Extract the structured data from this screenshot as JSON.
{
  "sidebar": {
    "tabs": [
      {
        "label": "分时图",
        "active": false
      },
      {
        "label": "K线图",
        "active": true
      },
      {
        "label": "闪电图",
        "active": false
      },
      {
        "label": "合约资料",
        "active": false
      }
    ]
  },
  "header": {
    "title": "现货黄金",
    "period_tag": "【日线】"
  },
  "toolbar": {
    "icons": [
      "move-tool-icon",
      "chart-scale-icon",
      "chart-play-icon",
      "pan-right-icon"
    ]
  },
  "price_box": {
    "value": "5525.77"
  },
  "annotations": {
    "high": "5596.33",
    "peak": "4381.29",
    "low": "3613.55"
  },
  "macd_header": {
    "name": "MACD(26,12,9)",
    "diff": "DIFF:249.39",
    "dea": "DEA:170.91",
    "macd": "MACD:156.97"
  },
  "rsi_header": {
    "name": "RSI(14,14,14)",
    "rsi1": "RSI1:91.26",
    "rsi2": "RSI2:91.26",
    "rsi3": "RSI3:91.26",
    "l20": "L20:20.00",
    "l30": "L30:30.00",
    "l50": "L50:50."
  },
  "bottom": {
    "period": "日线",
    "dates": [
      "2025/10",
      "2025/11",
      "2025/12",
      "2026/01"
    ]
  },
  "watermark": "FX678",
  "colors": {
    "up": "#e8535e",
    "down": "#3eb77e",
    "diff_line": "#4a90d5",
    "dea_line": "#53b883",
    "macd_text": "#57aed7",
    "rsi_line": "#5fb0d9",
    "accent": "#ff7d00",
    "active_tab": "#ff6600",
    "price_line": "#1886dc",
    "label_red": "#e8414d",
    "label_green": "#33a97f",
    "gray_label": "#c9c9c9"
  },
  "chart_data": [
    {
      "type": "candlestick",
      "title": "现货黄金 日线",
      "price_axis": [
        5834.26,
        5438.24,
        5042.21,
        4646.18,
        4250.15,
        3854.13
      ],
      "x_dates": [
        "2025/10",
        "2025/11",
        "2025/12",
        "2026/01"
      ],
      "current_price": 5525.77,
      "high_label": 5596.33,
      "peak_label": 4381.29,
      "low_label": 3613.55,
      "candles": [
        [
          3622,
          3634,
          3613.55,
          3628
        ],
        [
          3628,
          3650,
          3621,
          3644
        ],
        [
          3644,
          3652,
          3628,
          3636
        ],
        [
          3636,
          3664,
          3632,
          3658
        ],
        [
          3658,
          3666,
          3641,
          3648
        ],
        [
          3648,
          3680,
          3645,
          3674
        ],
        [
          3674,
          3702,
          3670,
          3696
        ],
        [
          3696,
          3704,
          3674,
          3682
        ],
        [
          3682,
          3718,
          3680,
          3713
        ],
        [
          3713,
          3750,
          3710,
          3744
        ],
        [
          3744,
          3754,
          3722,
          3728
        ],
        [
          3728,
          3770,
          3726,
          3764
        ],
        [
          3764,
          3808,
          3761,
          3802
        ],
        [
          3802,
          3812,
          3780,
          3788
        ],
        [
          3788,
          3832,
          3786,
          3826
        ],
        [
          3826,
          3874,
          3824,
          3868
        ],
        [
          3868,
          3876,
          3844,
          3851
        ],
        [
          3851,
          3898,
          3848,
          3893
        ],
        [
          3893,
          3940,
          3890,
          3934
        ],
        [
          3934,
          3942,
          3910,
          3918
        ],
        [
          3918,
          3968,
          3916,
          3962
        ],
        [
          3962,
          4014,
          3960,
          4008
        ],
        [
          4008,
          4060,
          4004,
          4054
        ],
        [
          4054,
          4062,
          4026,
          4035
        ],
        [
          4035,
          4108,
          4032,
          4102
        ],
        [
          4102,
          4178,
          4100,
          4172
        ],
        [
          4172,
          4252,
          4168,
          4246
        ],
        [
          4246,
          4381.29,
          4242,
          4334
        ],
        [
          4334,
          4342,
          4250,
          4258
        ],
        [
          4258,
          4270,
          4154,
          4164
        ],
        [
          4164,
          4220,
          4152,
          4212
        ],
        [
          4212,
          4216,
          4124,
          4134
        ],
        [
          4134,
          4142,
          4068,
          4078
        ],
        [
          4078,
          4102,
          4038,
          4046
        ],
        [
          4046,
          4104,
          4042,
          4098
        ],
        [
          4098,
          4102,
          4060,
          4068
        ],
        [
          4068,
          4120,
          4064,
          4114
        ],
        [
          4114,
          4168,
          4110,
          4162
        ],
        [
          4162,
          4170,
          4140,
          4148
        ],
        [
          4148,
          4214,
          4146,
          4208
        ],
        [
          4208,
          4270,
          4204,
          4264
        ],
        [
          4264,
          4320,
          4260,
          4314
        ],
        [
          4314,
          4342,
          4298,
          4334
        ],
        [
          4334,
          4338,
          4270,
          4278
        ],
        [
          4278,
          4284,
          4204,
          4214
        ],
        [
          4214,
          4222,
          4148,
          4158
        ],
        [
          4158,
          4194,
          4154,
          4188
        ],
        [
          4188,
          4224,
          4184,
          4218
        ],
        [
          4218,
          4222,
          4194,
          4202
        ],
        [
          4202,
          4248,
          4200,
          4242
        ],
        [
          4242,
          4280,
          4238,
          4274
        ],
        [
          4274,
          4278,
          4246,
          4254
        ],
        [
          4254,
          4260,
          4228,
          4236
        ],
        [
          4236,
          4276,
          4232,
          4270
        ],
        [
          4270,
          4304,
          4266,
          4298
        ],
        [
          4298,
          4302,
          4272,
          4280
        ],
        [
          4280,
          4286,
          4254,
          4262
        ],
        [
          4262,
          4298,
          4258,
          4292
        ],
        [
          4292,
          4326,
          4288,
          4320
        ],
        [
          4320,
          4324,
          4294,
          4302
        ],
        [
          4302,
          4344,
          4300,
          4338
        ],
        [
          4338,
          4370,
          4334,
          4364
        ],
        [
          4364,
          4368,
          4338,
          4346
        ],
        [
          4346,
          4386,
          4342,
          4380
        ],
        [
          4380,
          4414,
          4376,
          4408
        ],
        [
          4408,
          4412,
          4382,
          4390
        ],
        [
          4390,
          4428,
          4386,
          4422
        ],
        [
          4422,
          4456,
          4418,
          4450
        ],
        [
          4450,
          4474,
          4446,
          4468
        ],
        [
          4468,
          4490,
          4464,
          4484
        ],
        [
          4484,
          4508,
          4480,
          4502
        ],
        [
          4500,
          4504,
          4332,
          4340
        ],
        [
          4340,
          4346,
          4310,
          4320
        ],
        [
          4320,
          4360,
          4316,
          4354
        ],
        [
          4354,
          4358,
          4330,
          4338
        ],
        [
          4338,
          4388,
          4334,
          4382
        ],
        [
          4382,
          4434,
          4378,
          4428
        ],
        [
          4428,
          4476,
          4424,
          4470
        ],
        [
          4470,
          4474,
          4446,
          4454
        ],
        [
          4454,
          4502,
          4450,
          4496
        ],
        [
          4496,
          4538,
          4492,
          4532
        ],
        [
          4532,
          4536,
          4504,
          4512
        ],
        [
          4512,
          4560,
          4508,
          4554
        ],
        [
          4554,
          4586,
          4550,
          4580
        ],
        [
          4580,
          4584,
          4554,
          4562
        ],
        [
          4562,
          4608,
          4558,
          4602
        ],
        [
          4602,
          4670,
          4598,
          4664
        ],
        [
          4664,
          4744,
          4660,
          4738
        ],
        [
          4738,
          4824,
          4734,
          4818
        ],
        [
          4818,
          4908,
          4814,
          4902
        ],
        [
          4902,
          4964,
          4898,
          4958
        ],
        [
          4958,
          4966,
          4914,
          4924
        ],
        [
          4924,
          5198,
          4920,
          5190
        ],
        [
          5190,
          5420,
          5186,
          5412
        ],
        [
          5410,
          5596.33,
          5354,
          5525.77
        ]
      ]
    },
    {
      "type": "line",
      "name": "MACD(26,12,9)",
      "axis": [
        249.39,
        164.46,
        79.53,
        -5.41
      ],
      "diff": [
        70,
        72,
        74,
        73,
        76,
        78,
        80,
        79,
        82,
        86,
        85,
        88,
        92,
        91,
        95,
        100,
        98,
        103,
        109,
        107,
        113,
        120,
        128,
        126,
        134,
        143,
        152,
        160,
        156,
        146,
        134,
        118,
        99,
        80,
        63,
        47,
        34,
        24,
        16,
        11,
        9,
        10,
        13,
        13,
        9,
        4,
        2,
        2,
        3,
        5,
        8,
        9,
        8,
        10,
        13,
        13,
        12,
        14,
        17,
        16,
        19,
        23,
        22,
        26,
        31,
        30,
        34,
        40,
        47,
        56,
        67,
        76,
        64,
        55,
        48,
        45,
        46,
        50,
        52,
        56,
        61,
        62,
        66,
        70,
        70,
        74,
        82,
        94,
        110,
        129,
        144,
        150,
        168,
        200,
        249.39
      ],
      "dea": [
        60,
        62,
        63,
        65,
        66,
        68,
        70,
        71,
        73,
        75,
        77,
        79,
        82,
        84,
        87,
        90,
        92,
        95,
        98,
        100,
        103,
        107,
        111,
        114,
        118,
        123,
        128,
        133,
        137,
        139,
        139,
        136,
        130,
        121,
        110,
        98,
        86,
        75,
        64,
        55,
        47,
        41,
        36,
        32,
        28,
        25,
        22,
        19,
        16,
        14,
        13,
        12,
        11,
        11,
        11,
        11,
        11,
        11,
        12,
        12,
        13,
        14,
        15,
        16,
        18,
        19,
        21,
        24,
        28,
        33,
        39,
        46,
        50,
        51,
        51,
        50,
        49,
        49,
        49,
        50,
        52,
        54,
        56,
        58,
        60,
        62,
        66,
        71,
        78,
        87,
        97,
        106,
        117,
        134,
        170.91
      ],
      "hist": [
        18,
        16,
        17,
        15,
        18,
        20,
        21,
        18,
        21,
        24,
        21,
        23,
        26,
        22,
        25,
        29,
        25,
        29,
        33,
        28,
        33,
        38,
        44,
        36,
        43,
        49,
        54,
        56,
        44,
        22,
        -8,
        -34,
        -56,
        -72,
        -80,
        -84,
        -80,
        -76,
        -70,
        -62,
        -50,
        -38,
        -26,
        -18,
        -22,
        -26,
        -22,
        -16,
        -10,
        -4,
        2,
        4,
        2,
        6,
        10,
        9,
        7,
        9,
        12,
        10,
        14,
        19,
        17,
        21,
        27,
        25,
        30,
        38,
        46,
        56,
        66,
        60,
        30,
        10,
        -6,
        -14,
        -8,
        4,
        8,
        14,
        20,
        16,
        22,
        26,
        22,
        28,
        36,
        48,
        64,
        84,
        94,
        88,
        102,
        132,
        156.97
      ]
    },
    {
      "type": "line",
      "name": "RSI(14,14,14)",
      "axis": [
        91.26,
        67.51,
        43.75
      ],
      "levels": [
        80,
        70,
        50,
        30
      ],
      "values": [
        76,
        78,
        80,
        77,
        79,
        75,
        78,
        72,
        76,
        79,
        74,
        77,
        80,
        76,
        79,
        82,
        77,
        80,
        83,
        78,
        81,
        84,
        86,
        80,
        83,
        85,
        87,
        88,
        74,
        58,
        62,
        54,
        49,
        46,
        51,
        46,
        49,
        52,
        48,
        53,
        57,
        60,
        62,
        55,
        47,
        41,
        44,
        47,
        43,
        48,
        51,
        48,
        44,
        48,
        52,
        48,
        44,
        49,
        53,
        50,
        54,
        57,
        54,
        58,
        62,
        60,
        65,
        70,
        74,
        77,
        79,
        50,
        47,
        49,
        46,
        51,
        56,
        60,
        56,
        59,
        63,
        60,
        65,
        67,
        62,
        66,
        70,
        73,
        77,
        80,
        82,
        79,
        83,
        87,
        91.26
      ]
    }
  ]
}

* Exercise objective *
Look through the entries above for the word "name". Copy every line where it shows up.

* Task solution *
    "name": "MACD(26,12,9)",
    "name": "RSI(14,14,14)",
      "name": "MACD(26,12,9)",
      "name": "RSI(14,14,14)",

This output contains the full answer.